** EXERCISE INSTRUCTIONS **
Count every line that holds the string "partial", and report the number alone.

++++++

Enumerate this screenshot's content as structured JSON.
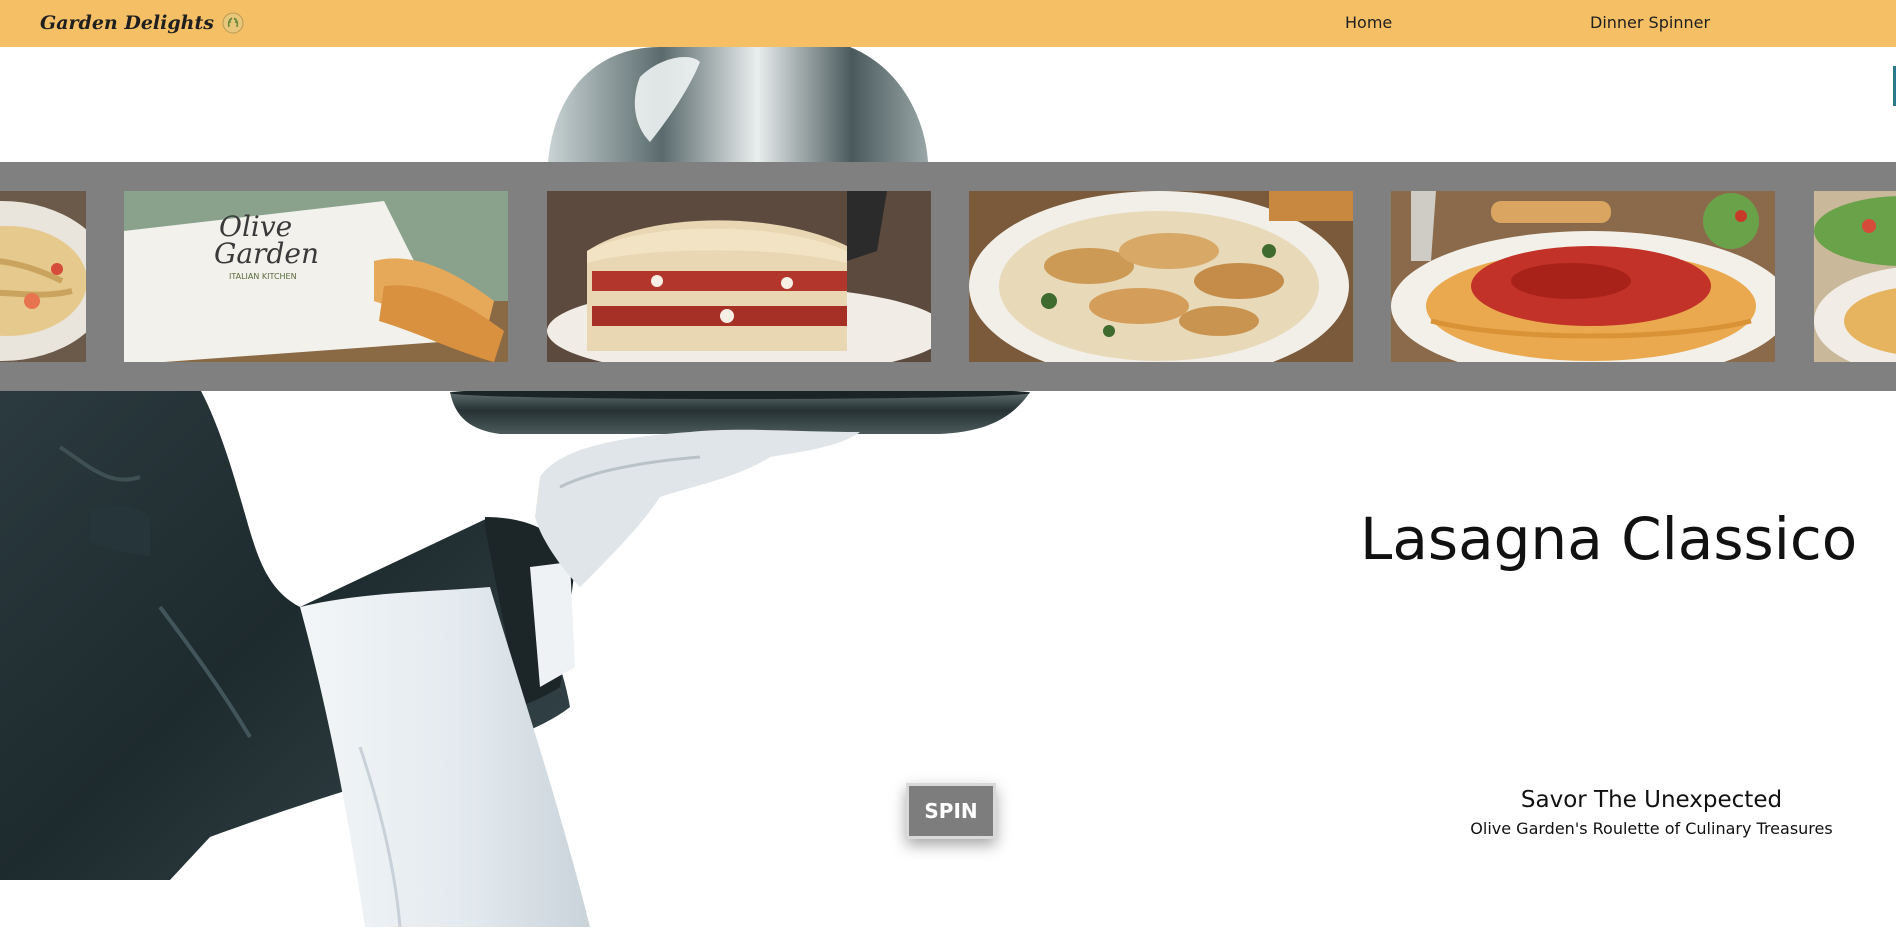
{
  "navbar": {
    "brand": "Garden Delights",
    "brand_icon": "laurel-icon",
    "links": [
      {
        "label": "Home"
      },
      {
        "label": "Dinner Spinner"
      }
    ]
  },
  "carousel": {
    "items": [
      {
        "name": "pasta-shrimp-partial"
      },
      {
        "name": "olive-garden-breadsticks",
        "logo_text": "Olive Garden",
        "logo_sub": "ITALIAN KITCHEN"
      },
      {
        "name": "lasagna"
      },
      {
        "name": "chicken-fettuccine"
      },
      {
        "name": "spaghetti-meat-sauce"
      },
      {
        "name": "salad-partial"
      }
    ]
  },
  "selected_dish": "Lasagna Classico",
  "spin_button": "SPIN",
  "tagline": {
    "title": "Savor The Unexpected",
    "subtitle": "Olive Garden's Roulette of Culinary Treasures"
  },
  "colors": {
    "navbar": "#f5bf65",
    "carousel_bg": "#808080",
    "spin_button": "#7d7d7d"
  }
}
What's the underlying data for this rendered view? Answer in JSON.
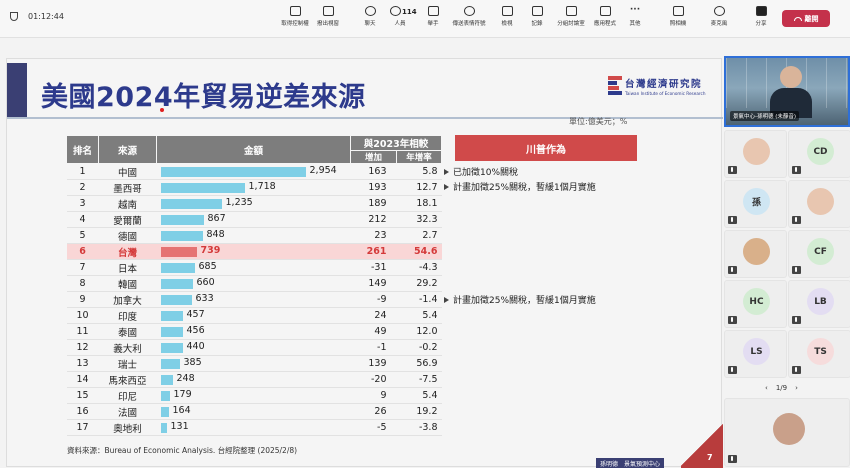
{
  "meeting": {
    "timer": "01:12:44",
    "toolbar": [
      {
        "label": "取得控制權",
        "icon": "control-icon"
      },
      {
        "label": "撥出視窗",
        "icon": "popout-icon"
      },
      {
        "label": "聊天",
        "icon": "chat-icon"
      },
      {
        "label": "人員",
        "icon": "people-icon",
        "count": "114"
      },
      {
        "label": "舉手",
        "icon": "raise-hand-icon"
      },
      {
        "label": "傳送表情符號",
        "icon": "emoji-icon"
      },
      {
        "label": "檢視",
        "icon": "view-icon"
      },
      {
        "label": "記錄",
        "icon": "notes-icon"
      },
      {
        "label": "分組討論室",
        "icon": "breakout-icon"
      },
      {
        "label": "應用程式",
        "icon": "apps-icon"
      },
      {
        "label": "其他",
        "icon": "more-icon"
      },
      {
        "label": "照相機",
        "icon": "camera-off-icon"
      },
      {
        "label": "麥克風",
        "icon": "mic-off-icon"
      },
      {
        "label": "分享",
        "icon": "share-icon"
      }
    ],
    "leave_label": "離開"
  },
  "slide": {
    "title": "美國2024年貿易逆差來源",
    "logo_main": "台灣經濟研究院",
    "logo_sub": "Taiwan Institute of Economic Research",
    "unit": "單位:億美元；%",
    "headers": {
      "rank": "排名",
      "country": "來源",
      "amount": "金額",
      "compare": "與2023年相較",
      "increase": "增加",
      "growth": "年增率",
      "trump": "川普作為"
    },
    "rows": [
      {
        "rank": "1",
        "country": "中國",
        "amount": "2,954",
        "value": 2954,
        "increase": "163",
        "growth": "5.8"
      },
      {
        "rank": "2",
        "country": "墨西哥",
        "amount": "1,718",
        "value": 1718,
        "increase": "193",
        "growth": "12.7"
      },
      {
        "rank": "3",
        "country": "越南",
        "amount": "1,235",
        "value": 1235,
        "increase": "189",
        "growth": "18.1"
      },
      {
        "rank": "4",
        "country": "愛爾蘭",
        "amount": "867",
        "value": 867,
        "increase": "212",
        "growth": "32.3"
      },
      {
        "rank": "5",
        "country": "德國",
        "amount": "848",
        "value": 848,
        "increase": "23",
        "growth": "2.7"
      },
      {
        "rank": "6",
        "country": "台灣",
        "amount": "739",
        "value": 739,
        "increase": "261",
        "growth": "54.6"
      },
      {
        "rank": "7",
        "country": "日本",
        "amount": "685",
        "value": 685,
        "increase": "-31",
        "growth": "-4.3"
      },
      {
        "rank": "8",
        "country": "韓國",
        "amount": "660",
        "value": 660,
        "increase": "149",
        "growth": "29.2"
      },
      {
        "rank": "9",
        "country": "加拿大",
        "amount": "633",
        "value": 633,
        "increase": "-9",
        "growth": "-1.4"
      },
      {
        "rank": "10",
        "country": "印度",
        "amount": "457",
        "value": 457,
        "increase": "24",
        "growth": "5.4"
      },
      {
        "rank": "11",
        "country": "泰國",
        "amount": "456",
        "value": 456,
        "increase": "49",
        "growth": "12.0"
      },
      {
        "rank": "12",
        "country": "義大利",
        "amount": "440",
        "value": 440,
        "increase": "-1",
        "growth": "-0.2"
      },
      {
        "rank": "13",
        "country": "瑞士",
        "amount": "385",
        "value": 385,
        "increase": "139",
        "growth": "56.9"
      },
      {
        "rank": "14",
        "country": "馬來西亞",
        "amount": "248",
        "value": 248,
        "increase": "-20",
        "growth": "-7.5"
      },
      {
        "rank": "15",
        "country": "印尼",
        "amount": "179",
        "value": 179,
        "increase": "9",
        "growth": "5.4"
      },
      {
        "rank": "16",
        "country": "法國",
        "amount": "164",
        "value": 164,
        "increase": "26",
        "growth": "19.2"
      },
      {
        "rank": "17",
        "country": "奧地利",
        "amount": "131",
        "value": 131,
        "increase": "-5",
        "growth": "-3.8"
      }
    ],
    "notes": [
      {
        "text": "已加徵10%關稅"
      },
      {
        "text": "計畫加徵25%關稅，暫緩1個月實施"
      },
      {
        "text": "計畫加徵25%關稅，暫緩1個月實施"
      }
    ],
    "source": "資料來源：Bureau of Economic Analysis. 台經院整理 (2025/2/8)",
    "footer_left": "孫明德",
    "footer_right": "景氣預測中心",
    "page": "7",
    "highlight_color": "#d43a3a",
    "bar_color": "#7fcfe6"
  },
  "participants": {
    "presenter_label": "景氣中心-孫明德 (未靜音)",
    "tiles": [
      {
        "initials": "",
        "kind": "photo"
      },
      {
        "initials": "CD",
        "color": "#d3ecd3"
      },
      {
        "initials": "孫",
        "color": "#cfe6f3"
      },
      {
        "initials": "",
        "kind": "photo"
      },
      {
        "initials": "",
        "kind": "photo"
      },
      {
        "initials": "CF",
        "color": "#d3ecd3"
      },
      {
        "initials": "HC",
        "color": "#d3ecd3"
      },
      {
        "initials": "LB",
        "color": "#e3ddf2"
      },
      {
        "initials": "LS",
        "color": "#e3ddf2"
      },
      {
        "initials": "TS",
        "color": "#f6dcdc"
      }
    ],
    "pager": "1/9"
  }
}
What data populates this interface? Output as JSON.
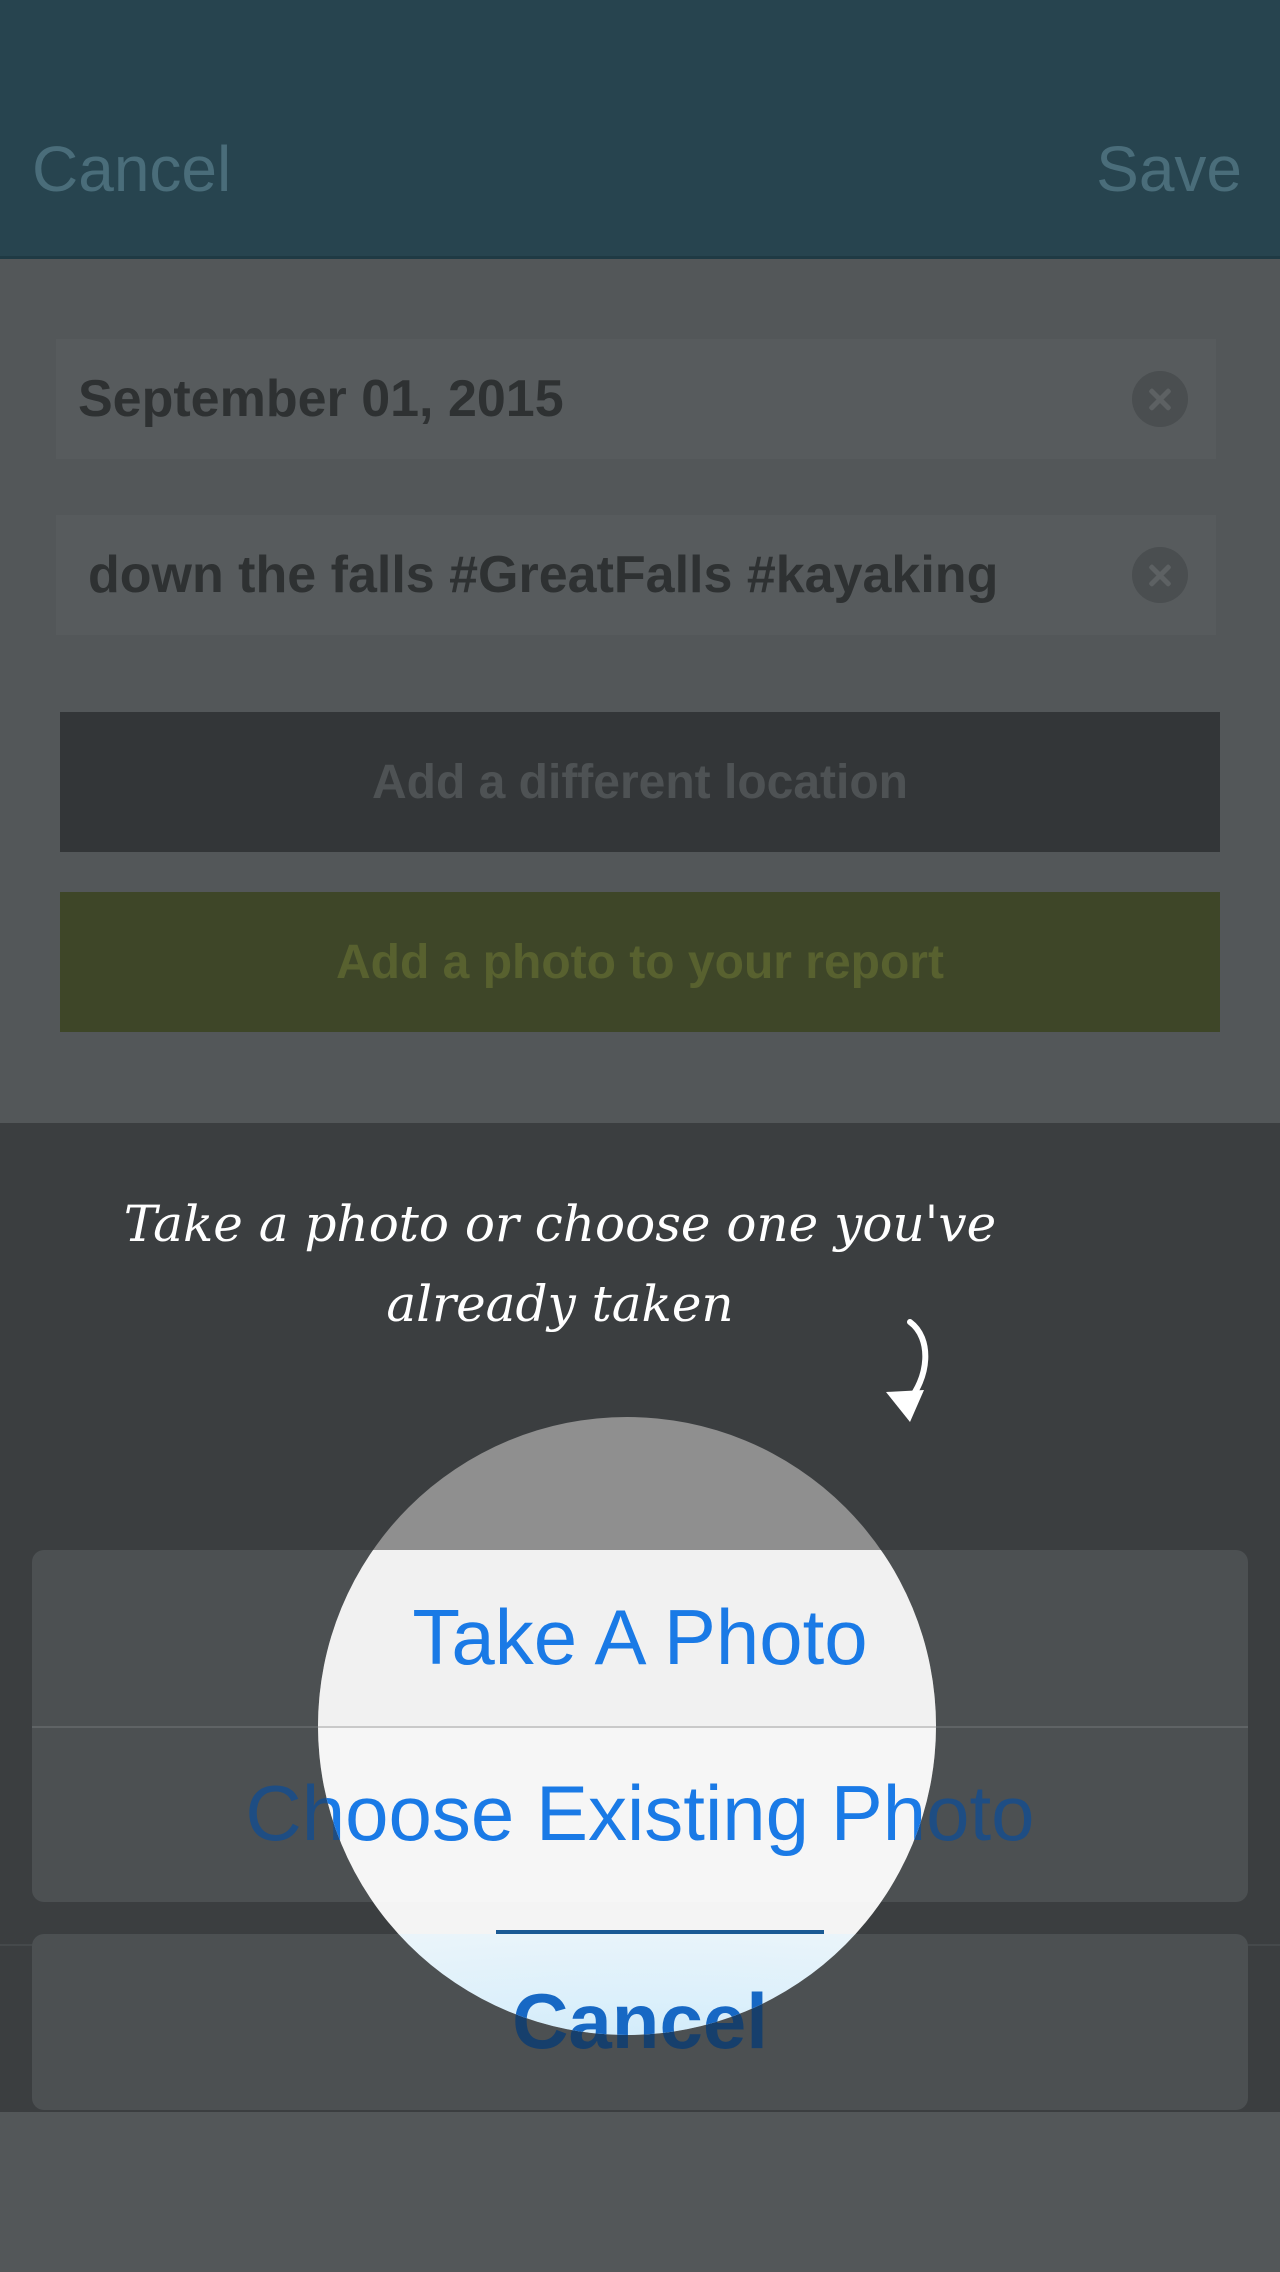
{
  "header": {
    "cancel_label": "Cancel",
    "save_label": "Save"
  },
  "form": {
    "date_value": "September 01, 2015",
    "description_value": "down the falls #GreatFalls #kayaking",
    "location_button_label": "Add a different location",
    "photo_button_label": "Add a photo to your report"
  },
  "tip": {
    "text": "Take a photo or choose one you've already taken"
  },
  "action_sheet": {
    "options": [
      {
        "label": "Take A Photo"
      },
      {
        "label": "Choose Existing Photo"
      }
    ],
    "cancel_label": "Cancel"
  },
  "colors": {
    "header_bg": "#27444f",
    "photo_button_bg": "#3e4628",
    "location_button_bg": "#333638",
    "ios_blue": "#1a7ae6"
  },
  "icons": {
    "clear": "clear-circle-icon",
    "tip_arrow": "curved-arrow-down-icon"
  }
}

++++++

** PROBLEM SOLUTION **
2